Could you repeat, word for word, every line from the one containing "Read out every word on this page." through the final line of the records below, and nothing else?
— start DATA TO PROCESS —
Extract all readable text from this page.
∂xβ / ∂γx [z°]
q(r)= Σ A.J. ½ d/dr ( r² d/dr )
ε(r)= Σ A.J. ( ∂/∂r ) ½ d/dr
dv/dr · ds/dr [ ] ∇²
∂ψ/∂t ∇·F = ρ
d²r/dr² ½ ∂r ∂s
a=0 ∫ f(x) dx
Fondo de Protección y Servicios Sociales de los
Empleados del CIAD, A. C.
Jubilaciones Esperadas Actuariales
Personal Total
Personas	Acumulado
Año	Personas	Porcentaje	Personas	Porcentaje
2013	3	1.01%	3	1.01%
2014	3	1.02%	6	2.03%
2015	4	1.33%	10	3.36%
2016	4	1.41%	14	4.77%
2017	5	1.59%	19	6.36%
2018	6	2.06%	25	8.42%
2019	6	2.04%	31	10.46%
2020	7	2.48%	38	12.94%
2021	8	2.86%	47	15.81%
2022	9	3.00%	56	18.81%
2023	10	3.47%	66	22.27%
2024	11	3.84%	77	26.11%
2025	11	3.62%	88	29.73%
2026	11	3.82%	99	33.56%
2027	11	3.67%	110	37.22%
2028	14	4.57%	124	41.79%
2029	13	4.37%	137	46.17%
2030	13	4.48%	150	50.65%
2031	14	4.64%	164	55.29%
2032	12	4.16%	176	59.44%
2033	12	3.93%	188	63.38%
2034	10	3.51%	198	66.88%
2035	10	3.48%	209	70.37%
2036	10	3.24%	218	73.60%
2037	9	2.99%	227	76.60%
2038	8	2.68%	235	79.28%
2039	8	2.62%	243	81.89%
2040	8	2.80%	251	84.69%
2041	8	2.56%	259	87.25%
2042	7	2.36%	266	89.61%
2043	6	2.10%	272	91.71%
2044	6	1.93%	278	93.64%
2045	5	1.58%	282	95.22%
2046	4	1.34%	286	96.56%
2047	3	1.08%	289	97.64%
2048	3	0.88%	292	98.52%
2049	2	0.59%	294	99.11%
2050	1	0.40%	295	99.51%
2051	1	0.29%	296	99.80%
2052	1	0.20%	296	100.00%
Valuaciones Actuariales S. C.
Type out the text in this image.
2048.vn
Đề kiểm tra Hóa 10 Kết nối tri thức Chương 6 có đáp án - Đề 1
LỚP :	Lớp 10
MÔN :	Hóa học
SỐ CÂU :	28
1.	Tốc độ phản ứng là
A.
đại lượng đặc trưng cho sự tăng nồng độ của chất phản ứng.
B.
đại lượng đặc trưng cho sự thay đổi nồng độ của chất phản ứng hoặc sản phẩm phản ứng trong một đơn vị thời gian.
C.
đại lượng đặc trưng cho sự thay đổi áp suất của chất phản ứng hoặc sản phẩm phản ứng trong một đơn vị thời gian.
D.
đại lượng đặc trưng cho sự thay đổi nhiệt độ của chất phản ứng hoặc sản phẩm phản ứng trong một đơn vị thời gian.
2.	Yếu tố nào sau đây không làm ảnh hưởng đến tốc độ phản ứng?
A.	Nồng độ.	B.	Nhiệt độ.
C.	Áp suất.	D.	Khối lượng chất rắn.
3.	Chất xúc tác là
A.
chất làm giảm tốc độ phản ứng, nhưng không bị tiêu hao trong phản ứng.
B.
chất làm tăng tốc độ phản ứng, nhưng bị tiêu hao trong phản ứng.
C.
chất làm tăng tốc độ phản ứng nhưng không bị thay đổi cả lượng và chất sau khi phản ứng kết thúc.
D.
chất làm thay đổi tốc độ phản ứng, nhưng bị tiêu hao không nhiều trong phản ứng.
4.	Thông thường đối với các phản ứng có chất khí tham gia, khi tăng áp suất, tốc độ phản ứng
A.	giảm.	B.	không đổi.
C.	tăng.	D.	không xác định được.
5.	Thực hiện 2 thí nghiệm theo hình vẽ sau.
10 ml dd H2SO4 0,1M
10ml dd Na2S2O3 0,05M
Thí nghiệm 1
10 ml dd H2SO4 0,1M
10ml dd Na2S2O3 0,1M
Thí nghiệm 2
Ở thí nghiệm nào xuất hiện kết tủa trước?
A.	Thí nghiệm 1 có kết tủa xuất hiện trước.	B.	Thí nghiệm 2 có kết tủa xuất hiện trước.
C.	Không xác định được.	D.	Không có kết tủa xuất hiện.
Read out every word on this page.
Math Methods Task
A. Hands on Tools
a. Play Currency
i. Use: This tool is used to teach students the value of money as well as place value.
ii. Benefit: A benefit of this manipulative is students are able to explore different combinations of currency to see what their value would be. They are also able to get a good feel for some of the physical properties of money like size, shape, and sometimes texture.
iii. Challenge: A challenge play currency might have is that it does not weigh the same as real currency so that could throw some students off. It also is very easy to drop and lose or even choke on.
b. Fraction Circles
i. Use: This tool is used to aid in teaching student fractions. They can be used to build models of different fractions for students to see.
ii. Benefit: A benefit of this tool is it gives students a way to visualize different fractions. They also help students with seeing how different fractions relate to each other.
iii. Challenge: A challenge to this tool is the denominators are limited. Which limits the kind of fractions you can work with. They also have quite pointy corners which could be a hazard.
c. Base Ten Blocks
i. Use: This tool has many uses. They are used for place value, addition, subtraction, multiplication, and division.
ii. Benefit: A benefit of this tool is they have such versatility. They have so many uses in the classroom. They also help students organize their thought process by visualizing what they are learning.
— end DATA TO PROCESS —
## EXPECTED ANSWER:
Read out every word on this page.
Math Methods Task
A. Hands on Tools
a. Play Currency
i. Use: This tool is used to teach students the value of money as well as place value.
ii. Benefit: A benefit of this manipulative is students are able to explore different combinations of currency to see what their value would be. They are also able to get a good feel for some of the physical properties of money like size, shape, and sometimes texture.
iii. Challenge: A challenge play currency might have is that it does not weigh the same as real currency so that could throw some students off. It also is very easy to drop and lose or even choke on.
b. Fraction Circles
i. Use: This tool is used to aid in teaching student fractions. They can be used to build models of different fractions for students to see.
ii. Benefit: A benefit of this tool is it gives students a way to visualize different fractions. They also help students with seeing how different fractions relate to each other.
iii. Challenge: A challenge to this tool is the denominators are limited. Which limits the kind of fractions you can work with. They also have quite pointy corners which could be a hazard.
c. Base Ten Blocks
i. Use: This tool has many uses. They are used for place value, addition, subtraction, multiplication, and division.
ii. Benefit: A benefit of this tool is they have such versatility. They have so many uses in the classroom. They also help students organize their thought process by visualizing what they are learning.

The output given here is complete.